| Provided data |
** start **

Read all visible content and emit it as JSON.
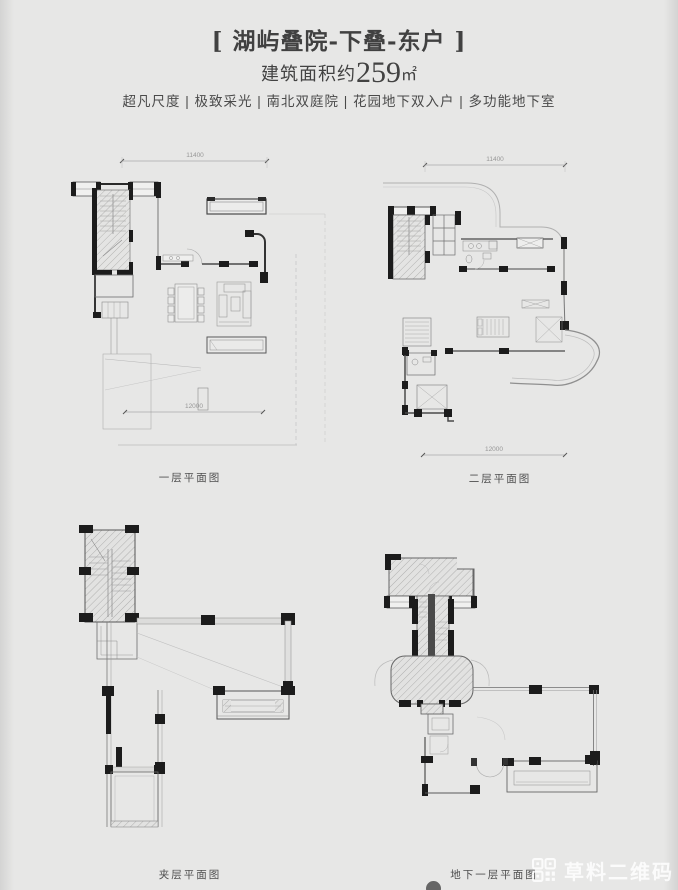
{
  "header": {
    "title": "[ 湖屿叠院-下叠-东户 ]",
    "area_prefix": "建筑面积约",
    "area_number": "259",
    "area_unit": "㎡",
    "tagline": "超凡尺度 | 极致采光 | 南北双庭院 | 花园地下双入户 | 多功能地下室"
  },
  "plans": {
    "floor1": {
      "caption": "一层平面图",
      "dim_top": "11400",
      "dim_bottom": "12000"
    },
    "floor2": {
      "caption": "二层平面图",
      "dim_top": "11400",
      "dim_bottom": "12000"
    },
    "mezzanine": {
      "caption": "夹层平面图"
    },
    "basement": {
      "caption": "地下一层平面图"
    }
  },
  "watermark": {
    "label": "草料二维码"
  },
  "colors": {
    "background": "#e7e7e6",
    "ink": "#3d3d3d",
    "wall_black": "#1c1c1c",
    "line_gray": "#7a7a7a",
    "light_gray": "#c0c0c0",
    "watermark_white": "#ffffff"
  }
}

** end **

| Problem to solve |
Return every line above that contains the word "caption".

| Problem solution |
      "caption": "一层平面图",
      "caption": "二层平面图",
      "caption": "夹层平面图"
      "caption": "地下一层平面图"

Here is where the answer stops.